Written instruction: Work out the number of lines in the records that include the word "name"; reply with that number alone.

## BEGIN Raw records

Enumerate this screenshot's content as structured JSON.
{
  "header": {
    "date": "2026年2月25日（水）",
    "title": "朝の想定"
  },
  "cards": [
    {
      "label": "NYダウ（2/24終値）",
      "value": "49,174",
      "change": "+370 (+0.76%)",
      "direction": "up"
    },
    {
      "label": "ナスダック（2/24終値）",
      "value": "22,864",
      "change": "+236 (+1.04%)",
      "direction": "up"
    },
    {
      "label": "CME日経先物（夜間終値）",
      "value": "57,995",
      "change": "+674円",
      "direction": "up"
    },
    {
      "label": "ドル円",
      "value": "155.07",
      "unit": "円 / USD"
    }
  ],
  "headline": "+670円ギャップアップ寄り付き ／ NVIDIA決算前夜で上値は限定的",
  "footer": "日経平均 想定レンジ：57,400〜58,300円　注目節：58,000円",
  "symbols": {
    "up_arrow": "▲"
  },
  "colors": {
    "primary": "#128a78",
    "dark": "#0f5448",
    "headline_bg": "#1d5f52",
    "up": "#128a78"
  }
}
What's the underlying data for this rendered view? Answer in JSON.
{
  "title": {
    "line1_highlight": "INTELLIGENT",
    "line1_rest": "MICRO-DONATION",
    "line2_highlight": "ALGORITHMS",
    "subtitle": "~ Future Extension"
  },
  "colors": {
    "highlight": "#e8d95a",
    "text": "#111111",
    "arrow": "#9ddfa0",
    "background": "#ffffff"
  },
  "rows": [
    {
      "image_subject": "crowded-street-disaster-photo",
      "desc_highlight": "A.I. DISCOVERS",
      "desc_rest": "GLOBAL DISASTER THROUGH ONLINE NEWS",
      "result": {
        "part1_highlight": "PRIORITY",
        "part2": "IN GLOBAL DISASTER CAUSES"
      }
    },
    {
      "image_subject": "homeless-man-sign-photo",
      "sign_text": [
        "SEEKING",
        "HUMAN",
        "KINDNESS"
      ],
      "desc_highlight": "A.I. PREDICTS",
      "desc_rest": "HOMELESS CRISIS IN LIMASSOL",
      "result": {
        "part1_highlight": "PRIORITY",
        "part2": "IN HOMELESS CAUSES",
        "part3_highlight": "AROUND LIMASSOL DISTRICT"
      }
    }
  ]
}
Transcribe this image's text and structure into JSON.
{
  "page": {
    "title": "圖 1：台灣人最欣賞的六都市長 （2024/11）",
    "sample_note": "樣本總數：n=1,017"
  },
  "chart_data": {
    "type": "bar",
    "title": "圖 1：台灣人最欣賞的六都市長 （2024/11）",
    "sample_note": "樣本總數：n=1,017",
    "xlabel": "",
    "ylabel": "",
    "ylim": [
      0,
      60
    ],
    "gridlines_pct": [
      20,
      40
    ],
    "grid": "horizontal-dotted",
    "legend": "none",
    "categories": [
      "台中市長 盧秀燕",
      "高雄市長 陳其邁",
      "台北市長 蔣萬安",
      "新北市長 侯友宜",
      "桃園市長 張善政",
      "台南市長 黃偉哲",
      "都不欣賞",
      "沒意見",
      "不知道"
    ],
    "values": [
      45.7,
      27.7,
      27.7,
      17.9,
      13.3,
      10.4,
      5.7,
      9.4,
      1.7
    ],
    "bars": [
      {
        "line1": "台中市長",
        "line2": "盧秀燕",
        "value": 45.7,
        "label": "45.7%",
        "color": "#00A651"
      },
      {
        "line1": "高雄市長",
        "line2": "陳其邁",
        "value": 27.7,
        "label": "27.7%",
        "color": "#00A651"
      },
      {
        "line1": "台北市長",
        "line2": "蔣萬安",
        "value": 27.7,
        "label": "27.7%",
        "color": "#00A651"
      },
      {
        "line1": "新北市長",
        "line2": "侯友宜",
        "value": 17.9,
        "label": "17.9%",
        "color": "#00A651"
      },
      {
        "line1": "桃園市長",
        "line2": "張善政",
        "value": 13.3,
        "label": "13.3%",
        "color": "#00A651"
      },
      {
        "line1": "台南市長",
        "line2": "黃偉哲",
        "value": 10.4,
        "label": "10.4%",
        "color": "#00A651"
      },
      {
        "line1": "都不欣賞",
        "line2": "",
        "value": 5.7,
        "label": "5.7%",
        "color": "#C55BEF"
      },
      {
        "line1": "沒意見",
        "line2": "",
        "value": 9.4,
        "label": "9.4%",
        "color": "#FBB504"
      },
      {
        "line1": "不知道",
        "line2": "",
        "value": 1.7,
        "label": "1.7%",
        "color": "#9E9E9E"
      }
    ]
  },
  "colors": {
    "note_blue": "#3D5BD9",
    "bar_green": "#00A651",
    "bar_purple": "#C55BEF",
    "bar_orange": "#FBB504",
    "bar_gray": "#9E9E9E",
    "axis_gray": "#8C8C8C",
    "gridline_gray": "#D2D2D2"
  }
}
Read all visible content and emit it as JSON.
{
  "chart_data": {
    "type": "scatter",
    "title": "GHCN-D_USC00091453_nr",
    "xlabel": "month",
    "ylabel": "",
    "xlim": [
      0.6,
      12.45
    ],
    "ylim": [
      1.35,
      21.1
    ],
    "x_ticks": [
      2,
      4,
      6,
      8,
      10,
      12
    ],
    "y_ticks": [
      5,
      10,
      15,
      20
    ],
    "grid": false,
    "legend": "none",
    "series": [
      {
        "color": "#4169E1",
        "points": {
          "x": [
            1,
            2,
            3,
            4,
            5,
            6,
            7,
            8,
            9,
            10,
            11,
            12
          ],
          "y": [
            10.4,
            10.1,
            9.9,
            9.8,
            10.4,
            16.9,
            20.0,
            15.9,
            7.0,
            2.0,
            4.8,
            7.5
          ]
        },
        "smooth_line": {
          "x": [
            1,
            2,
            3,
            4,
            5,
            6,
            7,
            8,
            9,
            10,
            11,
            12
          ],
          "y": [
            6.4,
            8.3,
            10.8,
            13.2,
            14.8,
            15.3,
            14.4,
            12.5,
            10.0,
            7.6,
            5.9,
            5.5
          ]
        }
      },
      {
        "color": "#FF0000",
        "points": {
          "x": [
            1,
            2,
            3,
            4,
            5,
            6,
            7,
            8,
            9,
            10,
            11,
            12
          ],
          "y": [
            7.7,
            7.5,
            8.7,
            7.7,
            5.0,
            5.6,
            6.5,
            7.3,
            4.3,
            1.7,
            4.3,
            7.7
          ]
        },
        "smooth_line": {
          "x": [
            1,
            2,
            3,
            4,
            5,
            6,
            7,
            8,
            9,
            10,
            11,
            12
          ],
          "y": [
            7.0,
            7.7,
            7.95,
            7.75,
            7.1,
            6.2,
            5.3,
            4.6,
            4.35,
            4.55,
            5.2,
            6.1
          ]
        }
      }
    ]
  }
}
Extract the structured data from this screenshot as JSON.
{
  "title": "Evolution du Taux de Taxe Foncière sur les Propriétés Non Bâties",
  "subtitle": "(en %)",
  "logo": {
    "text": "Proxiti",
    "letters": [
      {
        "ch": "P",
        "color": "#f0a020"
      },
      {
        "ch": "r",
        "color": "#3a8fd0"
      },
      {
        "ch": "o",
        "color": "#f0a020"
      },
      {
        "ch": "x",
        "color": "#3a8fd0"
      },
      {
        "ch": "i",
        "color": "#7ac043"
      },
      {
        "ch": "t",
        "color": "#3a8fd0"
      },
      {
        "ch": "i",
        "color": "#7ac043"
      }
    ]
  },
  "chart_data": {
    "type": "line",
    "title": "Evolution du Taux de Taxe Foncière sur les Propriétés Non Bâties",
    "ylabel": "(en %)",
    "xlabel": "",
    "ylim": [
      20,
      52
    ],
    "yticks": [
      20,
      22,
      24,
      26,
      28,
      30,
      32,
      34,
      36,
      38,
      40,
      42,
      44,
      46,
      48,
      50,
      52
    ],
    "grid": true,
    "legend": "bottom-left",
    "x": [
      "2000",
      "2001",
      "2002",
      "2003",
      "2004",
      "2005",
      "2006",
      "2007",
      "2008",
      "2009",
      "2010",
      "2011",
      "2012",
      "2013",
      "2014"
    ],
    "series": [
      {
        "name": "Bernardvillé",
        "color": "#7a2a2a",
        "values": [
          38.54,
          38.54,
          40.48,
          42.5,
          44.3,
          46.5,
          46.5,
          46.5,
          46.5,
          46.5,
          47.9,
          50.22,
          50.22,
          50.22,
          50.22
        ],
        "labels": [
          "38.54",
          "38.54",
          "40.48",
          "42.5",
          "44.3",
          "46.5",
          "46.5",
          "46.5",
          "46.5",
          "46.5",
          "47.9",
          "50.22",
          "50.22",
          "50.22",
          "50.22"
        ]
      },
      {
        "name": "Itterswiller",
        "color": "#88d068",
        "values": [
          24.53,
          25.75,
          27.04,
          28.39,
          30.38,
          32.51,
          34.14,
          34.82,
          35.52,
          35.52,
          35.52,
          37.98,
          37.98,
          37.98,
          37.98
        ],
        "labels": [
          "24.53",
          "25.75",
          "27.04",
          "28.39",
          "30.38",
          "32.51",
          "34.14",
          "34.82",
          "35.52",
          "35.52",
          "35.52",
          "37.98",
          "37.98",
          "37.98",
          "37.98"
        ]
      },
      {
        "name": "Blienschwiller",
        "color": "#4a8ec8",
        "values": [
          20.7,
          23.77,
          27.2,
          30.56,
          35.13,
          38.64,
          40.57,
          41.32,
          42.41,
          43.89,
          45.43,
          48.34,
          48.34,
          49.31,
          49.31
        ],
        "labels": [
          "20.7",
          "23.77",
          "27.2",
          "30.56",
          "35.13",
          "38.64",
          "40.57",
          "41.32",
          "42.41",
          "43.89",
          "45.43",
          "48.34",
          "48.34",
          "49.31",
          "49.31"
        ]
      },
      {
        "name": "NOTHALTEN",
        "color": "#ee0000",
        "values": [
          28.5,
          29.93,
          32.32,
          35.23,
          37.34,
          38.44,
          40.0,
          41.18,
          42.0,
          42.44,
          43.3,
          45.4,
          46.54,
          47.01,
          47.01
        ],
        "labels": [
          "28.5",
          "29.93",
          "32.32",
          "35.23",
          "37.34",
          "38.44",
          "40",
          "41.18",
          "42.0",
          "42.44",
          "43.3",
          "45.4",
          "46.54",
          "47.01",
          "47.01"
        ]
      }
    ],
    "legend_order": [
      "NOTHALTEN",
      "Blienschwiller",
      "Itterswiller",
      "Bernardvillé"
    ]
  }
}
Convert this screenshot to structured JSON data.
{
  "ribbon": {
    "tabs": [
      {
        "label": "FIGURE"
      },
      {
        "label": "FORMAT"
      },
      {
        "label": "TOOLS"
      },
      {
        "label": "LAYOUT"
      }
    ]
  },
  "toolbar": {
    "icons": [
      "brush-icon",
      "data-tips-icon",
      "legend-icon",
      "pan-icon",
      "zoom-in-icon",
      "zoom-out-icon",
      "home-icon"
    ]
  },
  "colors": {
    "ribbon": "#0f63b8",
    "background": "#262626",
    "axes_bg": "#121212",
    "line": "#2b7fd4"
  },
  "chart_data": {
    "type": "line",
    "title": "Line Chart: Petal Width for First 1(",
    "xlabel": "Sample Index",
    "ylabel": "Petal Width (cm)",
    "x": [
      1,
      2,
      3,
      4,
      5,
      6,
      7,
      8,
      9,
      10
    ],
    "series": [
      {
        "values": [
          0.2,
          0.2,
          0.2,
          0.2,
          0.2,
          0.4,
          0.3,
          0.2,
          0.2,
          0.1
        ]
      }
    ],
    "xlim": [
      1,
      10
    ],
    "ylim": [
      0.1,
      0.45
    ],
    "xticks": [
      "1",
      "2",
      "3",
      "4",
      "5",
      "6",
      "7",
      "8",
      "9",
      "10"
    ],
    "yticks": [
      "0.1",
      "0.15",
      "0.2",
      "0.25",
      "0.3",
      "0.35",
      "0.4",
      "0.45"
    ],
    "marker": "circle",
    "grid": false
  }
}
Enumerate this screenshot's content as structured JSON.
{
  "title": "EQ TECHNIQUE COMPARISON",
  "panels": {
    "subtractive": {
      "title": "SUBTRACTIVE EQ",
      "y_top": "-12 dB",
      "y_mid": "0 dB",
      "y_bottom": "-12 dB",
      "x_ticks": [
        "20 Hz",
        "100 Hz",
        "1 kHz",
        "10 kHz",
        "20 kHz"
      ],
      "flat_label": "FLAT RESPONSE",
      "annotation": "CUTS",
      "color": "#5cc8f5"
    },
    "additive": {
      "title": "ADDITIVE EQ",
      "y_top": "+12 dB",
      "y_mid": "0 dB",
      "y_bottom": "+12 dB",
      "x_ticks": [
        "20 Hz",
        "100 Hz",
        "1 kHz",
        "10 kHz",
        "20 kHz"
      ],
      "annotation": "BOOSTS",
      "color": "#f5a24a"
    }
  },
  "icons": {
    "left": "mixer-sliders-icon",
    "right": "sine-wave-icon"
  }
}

## END Raw records

Full solution: 4